● WORK INSTRUCTIONS: Please restate the data word for word.

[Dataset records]
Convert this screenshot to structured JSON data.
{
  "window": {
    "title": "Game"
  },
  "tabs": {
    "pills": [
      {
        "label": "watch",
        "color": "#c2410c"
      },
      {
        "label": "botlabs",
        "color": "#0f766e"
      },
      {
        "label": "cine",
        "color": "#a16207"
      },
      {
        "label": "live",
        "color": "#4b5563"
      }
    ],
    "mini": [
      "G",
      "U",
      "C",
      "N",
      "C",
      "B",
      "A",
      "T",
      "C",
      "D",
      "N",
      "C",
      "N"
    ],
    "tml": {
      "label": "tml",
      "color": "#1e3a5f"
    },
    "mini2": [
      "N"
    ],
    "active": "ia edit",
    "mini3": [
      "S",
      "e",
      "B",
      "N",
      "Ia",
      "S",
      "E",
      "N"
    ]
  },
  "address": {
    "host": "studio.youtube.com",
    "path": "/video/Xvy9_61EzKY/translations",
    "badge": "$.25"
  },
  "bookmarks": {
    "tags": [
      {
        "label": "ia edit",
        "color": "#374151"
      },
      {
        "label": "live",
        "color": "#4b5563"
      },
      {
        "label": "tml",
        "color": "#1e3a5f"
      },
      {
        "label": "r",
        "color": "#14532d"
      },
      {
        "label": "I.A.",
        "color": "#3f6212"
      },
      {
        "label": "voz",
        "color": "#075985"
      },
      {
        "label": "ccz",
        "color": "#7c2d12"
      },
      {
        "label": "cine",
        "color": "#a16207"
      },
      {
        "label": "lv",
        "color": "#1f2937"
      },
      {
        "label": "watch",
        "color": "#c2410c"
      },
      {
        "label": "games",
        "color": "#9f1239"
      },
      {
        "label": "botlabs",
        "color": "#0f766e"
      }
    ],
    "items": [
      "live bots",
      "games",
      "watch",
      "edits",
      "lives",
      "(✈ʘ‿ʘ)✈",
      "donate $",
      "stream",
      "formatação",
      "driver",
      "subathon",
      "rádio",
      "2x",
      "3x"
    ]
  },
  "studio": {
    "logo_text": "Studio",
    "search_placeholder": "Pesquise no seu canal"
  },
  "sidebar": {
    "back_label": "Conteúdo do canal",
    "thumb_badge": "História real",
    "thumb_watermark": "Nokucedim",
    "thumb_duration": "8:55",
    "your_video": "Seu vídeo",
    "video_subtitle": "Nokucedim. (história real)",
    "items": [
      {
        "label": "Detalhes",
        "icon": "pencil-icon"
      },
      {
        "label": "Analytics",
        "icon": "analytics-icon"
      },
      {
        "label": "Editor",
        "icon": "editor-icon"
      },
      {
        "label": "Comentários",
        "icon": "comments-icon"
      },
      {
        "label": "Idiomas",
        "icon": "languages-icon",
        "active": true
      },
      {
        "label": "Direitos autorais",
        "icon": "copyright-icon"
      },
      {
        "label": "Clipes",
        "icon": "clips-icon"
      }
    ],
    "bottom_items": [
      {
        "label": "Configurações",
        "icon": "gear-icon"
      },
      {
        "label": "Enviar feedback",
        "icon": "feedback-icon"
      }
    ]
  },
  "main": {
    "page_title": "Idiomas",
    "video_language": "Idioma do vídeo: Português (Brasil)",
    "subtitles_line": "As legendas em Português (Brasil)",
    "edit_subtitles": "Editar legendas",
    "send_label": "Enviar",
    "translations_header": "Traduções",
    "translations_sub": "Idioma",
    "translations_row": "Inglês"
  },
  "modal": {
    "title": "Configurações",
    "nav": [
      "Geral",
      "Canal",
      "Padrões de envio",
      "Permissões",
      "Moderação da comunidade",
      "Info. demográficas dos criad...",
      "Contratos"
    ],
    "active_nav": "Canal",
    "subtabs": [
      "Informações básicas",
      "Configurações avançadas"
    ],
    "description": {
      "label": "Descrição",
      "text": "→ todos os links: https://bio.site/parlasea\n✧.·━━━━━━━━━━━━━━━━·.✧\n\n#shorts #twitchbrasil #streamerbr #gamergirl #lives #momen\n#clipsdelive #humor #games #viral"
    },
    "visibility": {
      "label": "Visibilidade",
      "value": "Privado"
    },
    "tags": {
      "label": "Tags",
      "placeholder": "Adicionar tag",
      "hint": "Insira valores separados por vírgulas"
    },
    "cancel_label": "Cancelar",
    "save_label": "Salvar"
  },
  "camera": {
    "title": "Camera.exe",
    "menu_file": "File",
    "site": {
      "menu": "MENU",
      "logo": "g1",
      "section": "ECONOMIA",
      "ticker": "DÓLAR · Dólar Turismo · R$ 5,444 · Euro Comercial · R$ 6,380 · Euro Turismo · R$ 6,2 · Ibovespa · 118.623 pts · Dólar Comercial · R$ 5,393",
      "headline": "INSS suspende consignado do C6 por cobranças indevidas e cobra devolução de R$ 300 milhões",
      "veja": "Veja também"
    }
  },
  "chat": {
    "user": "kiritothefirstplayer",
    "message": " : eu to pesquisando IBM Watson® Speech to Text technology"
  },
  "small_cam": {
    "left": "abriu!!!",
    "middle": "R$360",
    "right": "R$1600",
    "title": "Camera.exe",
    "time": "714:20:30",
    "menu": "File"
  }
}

● TASK ANSWER:
Convert this screenshot to structured JSON data.
{
  "window": {
    "title": "Game"
  },
  "tabs": {
    "pills": [
      {
        "label": "watch",
        "color": "#c2410c"
      },
      {
        "label": "botlabs",
        "color": "#0f766e"
      },
      {
        "label": "cine",
        "color": "#a16207"
      },
      {
        "label": "live",
        "color": "#4b5563"
      }
    ],
    "mini": [
      "G",
      "U",
      "C",
      "N",
      "C",
      "B",
      "A",
      "T",
      "C",
      "D",
      "N",
      "C",
      "N"
    ],
    "tml": {
      "label": "tml",
      "color": "#1e3a5f"
    },
    "mini2": [
      "N"
    ],
    "active": "ia edit",
    "mini3": [
      "S",
      "e",
      "B",
      "N",
      "Ia",
      "S",
      "E",
      "N"
    ]
  },
  "address": {
    "host": "studio.youtube.com",
    "path": "/video/Xvy9_61EzKY/translations",
    "badge": "$.25"
  },
  "bookmarks": {
    "tags": [
      {
        "label": "ia edit",
        "color": "#374151"
      },
      {
        "label": "live",
        "color": "#4b5563"
      },
      {
        "label": "tml",
        "color": "#1e3a5f"
      },
      {
        "label": "r",
        "color": "#14532d"
      },
      {
        "label": "I.A.",
        "color": "#3f6212"
      },
      {
        "label": "voz",
        "color": "#075985"
      },
      {
        "label": "ccz",
        "color": "#7c2d12"
      },
      {
        "label": "cine",
        "color": "#a16207"
      },
      {
        "label": "lv",
        "color": "#1f2937"
      },
      {
        "label": "watch",
        "color": "#c2410c"
      },
      {
        "label": "games",
        "color": "#9f1239"
      },
      {
        "label": "botlabs",
        "color": "#0f766e"
      }
    ],
    "items": [
      "live bots",
      "games",
      "watch",
      "edits",
      "lives",
      "(✈ʘ‿ʘ)✈",
      "donate $",
      "stream",
      "formatação",
      "driver",
      "subathon",
      "rádio",
      "2x",
      "3x"
    ]
  },
  "studio": {
    "logo_text": "Studio",
    "search_placeholder": "Pesquise no seu canal"
  },
  "sidebar": {
    "back_label": "Conteúdo do canal",
    "thumb_badge": "História real",
    "thumb_watermark": "Nokucedim",
    "thumb_duration": "8:55",
    "your_video": "Seu vídeo",
    "video_subtitle": "Nokucedim. (história real)",
    "items": [
      {
        "label": "Detalhes",
        "icon": "pencil-icon"
      },
      {
        "label": "Analytics",
        "icon": "analytics-icon"
      },
      {
        "label": "Editor",
        "icon": "editor-icon"
      },
      {
        "label": "Comentários",
        "icon": "comments-icon"
      },
      {
        "label": "Idiomas",
        "icon": "languages-icon",
        "active": true
      },
      {
        "label": "Direitos autorais",
        "icon": "copyright-icon"
      },
      {
        "label": "Clipes",
        "icon": "clips-icon"
      }
    ],
    "bottom_items": [
      {
        "label": "Configurações",
        "icon": "gear-icon"
      },
      {
        "label": "Enviar feedback",
        "icon": "feedback-icon"
      }
    ]
  },
  "main": {
    "page_title": "Idiomas",
    "video_language": "Idioma do vídeo: Português (Brasil)",
    "subtitles_line": "As legendas em Português (Brasil)",
    "edit_subtitles": "Editar legendas",
    "send_label": "Enviar",
    "translations_header": "Traduções",
    "translations_sub": "Idioma",
    "translations_row": "Inglês"
  },
  "modal": {
    "title": "Configurações",
    "nav": [
      "Geral",
      "Canal",
      "Padrões de envio",
      "Permissões",
      "Moderação da comunidade",
      "Info. demográficas dos criad...",
      "Contratos"
    ],
    "active_nav": "Canal",
    "subtabs": [
      "Informações básicas",
      "Configurações avançadas"
    ],
    "description": {
      "label": "Descrição",
      "text": "→ todos os links: https://bio.site/parlasea\n✧.·━━━━━━━━━━━━━━━━·.✧\n\n#shorts #twitchbrasil #streamerbr #gamergirl #lives #momen\n#clipsdelive #humor #games #viral"
    },
    "visibility": {
      "label": "Visibilidade",
      "value": "Privado"
    },
    "tags": {
      "label": "Tags",
      "placeholder": "Adicionar tag",
      "hint": "Insira valores separados por vírgulas"
    },
    "cancel_label": "Cancelar",
    "save_label": "Salvar"
  },
  "camera": {
    "title": "Camera.exe",
    "menu_file": "File",
    "site": {
      "menu": "MENU",
      "logo": "g1",
      "section": "ECONOMIA",
      "ticker": "DÓLAR · Dólar Turismo · R$ 5,444 · Euro Comercial · R$ 6,380 · Euro Turismo · R$ 6,2 · Ibovespa · 118.623 pts · Dólar Comercial · R$ 5,393",
      "headline": "INSS suspende consignado do C6 por cobranças indevidas e cobra devolução de R$ 300 milhões",
      "veja": "Veja também"
    }
  },
  "chat": {
    "user": "kiritothefirstplayer",
    "message": " : eu to pesquisando IBM Watson® Speech to Text technology"
  },
  "small_cam": {
    "left": "abriu!!!",
    "middle": "R$360",
    "right": "R$1600",
    "title": "Camera.exe",
    "time": "714:20:30",
    "menu": "File"
  }
}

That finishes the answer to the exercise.